> _Objective_
Print the items word for word, from their first line through the line that contains "last-3f: 39.7 [679, 425, 714, 448]", including both of those lines.

•••••

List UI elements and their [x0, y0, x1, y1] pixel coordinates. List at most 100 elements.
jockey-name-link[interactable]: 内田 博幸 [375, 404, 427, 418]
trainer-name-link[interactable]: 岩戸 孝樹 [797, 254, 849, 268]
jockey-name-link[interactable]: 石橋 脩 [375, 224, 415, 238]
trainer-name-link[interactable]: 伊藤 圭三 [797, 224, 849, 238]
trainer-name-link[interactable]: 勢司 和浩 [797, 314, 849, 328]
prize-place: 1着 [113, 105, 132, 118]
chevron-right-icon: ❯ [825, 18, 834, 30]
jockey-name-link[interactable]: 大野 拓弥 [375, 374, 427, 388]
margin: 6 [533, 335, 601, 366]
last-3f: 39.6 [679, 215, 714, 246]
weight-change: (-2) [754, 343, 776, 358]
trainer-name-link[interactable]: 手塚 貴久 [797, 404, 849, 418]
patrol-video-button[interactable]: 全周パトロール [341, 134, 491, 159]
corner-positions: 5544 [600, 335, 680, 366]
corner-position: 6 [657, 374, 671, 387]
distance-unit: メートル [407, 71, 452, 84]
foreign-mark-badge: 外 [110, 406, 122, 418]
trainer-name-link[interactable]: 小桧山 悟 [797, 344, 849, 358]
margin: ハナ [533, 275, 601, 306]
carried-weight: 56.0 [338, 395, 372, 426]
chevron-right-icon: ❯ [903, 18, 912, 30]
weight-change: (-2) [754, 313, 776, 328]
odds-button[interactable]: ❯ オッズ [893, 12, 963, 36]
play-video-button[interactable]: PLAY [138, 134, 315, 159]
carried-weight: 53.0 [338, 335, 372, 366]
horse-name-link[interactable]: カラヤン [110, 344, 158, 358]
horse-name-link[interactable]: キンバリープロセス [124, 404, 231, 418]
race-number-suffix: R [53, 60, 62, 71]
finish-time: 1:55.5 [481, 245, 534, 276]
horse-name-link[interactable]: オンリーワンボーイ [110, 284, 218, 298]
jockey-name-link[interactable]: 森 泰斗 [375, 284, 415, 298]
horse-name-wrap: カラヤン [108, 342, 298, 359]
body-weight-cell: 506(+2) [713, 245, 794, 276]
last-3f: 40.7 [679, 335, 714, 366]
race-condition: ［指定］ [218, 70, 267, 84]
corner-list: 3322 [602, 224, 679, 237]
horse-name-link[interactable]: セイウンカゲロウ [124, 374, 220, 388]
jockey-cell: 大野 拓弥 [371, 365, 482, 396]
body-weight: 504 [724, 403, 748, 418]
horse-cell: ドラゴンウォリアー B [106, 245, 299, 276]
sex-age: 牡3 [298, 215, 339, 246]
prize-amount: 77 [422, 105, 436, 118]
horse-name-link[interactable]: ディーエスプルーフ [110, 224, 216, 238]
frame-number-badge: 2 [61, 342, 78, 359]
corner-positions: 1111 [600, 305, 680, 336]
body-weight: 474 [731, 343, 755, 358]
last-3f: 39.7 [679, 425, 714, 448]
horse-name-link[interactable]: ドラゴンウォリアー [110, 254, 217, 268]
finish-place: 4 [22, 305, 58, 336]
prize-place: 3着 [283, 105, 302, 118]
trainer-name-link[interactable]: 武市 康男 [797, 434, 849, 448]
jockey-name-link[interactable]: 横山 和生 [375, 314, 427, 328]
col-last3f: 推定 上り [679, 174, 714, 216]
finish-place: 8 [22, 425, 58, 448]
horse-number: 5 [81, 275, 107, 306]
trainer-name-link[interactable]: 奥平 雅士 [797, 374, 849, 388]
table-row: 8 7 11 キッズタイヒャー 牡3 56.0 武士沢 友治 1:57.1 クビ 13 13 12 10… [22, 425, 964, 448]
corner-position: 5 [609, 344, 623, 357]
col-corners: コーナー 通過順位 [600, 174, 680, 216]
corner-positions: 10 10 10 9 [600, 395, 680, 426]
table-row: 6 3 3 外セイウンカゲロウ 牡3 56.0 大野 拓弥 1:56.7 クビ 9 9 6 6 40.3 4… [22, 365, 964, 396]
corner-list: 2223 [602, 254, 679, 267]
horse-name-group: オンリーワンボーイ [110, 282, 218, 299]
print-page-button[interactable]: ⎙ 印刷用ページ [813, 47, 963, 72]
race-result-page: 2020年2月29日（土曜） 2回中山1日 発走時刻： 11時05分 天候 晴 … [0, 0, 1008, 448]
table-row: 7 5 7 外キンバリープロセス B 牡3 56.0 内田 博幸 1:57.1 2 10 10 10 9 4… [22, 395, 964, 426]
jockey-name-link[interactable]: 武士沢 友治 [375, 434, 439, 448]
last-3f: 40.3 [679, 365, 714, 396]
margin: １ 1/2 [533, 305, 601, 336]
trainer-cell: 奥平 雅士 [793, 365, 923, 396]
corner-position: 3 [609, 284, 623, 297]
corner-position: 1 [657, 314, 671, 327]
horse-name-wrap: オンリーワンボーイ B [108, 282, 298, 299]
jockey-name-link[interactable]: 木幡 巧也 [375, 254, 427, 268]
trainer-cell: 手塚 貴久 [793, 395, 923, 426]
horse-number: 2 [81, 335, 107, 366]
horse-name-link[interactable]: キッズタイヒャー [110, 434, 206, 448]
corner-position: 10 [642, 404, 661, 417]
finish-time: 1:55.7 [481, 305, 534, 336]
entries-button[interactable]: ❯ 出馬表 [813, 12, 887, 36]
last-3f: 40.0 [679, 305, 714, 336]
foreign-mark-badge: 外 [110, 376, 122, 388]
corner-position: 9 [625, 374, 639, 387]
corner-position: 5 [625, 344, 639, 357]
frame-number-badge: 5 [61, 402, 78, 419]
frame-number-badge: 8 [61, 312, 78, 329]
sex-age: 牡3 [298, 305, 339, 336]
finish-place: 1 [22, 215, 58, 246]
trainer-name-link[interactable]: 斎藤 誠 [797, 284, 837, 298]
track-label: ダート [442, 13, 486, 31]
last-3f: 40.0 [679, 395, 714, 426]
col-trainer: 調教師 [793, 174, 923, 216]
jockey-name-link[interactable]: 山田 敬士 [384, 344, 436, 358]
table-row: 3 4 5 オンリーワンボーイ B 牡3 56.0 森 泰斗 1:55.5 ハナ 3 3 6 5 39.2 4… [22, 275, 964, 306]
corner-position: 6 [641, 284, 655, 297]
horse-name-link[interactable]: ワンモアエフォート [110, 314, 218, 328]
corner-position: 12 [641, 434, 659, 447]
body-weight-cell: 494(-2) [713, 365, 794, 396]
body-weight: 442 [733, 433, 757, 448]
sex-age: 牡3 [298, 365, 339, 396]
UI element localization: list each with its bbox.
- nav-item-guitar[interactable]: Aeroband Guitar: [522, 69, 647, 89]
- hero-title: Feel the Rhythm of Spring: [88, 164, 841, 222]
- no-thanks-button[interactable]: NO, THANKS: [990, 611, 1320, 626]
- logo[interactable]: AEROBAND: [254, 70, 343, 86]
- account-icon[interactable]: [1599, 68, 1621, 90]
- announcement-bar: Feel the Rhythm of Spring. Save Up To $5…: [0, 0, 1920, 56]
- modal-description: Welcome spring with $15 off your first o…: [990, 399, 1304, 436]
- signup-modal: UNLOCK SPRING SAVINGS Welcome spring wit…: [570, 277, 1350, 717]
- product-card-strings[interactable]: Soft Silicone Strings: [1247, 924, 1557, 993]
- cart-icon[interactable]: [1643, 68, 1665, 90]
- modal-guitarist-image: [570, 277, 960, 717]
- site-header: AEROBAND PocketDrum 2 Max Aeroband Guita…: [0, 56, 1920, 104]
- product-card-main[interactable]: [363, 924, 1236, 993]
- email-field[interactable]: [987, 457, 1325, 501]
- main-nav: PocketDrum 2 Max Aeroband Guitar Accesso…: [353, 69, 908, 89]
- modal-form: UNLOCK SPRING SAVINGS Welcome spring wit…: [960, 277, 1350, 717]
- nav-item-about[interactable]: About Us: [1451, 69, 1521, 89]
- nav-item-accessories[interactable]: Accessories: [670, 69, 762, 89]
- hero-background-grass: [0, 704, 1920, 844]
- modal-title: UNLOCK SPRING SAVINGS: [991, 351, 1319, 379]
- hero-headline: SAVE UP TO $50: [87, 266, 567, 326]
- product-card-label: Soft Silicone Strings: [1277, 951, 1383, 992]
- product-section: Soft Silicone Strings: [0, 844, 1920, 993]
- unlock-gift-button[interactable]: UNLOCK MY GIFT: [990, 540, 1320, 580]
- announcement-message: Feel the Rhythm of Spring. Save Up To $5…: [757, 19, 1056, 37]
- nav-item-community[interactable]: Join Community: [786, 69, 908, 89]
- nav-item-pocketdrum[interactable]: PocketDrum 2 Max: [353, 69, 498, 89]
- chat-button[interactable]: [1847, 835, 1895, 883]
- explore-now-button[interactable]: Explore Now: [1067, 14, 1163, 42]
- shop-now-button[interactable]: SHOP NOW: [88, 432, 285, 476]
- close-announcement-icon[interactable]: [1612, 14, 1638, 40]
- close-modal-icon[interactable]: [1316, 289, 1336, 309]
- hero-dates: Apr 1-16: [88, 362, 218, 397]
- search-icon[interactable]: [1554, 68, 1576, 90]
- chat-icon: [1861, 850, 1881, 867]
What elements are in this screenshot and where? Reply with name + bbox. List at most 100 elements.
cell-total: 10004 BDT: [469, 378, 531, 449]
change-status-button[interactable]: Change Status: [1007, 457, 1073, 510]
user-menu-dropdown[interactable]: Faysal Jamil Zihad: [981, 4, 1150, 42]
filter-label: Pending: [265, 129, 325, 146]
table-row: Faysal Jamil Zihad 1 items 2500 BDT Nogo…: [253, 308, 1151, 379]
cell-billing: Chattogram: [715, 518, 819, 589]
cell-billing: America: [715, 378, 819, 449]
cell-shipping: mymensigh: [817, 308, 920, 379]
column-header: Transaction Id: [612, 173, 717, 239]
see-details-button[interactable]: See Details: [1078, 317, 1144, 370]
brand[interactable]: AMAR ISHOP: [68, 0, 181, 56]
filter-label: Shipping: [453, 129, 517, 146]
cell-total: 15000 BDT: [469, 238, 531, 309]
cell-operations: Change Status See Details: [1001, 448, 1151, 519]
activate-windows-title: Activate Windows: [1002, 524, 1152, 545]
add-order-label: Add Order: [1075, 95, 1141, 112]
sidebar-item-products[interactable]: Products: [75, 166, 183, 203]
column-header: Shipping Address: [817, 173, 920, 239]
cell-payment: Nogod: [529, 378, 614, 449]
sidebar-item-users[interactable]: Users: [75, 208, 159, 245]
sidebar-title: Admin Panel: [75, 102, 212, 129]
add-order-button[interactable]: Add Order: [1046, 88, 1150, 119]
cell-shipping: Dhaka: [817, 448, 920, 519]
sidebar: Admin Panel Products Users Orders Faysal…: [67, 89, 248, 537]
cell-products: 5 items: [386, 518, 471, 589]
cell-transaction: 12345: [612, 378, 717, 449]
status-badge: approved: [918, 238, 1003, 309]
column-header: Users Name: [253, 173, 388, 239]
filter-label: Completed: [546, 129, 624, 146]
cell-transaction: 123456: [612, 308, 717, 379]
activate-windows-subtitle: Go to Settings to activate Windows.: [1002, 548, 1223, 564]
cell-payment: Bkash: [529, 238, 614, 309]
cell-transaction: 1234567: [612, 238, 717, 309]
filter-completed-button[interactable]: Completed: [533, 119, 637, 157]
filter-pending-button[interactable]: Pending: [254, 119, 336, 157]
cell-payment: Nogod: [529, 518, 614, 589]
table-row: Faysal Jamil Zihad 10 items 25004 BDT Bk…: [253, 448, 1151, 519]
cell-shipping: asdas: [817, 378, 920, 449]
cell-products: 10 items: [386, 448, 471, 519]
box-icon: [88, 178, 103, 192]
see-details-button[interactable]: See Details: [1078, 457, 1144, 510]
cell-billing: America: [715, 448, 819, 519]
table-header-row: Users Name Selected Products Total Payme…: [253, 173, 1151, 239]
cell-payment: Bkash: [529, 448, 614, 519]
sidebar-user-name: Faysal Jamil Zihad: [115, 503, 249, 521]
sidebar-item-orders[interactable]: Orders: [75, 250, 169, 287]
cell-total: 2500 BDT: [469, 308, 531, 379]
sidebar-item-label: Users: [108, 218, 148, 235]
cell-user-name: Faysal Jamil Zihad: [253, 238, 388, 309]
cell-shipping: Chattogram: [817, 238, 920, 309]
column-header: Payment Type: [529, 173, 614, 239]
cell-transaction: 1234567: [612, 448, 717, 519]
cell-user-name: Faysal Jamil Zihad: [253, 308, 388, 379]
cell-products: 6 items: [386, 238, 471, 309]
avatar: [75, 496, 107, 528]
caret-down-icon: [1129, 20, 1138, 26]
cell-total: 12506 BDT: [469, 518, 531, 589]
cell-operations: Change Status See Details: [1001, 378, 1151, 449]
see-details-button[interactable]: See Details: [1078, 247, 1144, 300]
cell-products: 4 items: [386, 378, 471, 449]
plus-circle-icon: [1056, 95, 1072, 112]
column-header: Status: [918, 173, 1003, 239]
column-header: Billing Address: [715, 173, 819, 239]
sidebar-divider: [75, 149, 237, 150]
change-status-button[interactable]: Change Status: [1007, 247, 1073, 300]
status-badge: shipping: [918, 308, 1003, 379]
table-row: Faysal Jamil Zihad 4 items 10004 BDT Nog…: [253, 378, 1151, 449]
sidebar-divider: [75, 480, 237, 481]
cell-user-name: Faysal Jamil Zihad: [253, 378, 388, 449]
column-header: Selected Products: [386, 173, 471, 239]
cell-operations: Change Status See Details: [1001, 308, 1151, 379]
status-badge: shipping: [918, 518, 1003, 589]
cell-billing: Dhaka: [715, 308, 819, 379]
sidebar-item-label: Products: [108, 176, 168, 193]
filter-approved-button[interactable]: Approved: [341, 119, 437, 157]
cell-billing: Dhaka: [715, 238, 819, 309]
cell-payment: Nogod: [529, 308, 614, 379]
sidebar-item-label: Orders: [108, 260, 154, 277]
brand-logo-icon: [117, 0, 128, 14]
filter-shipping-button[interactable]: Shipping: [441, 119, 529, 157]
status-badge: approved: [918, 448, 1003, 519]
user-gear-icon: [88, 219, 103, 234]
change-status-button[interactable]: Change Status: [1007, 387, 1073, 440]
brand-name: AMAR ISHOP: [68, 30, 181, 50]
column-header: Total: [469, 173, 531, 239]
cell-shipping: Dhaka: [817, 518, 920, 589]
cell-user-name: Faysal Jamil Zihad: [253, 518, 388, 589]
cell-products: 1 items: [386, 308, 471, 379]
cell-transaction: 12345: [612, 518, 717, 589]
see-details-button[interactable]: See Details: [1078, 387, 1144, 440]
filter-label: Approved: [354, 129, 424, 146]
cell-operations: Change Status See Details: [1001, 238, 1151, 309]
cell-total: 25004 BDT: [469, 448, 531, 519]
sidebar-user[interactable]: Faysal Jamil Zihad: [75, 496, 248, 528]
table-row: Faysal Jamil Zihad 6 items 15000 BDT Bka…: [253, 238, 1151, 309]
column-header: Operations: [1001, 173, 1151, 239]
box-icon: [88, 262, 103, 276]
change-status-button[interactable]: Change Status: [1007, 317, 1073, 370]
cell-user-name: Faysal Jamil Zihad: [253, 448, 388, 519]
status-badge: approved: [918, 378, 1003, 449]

•••••

> _Problem solution_
List UI elements and their [x0, y0, x1, y1] pixel coordinates. List at most 100 elements.
jockey-name-link[interactable]: 内田 博幸 [375, 404, 427, 418]
trainer-name-link[interactable]: 岩戸 孝樹 [797, 254, 849, 268]
jockey-name-link[interactable]: 石橋 脩 [375, 224, 415, 238]
trainer-name-link[interactable]: 伊藤 圭三 [797, 224, 849, 238]
trainer-name-link[interactable]: 勢司 和浩 [797, 314, 849, 328]
prize-place: 1着 [113, 105, 132, 118]
chevron-right-icon: ❯ [825, 18, 834, 30]
jockey-name-link[interactable]: 大野 拓弥 [375, 374, 427, 388]
margin: 6 [533, 335, 601, 366]
last-3f: 39.6 [679, 215, 714, 246]
weight-change: (-2) [754, 343, 776, 358]
trainer-name-link[interactable]: 手塚 貴久 [797, 404, 849, 418]
patrol-video-button[interactable]: 全周パトロール [341, 134, 491, 159]
corner-positions: 5544 [600, 335, 680, 366]
corner-position: 6 [657, 374, 671, 387]
distance-unit: メートル [407, 71, 452, 84]
foreign-mark-badge: 外 [110, 406, 122, 418]
trainer-name-link[interactable]: 小桧山 悟 [797, 344, 849, 358]
margin: ハナ [533, 275, 601, 306]
carried-weight: 56.0 [338, 395, 372, 426]
chevron-right-icon: ❯ [903, 18, 912, 30]
weight-change: (-2) [754, 313, 776, 328]
odds-button[interactable]: ❯ オッズ [893, 12, 963, 36]
play-video-button[interactable]: PLAY [138, 134, 315, 159]
carried-weight: 53.0 [338, 335, 372, 366]
horse-name-link[interactable]: カラヤン [110, 344, 158, 358]
horse-name-link[interactable]: キンバリープロセス [124, 404, 231, 418]
race-number-suffix: R [53, 60, 62, 71]
finish-time: 1:55.5 [481, 245, 534, 276]
horse-name-link[interactable]: オンリーワンボーイ [110, 284, 218, 298]
jockey-name-link[interactable]: 森 泰斗 [375, 284, 415, 298]
horse-name-wrap: カラヤン [108, 342, 298, 359]
body-weight-cell: 506(+2) [713, 245, 794, 276]
last-3f: 40.7 [679, 335, 714, 366]
race-condition: ［指定］ [218, 70, 267, 84]
corner-list: 3322 [602, 224, 679, 237]
horse-name-link[interactable]: セイウンカゲロウ [124, 374, 220, 388]
jockey-cell: 大野 拓弥 [371, 365, 482, 396]
body-weight: 504 [724, 403, 748, 418]
horse-cell: ドラゴンウォリアー B [106, 245, 299, 276]
sex-age: 牡3 [298, 215, 339, 246]
prize-amount: 77 [422, 105, 436, 118]
horse-name-link[interactable]: ディーエスプルーフ [110, 224, 216, 238]
frame-number-badge: 2 [61, 342, 78, 359]
corner-positions: 1111 [600, 305, 680, 336]
body-weight: 474 [731, 343, 755, 358]
last-3f: 39.7 [679, 425, 714, 448]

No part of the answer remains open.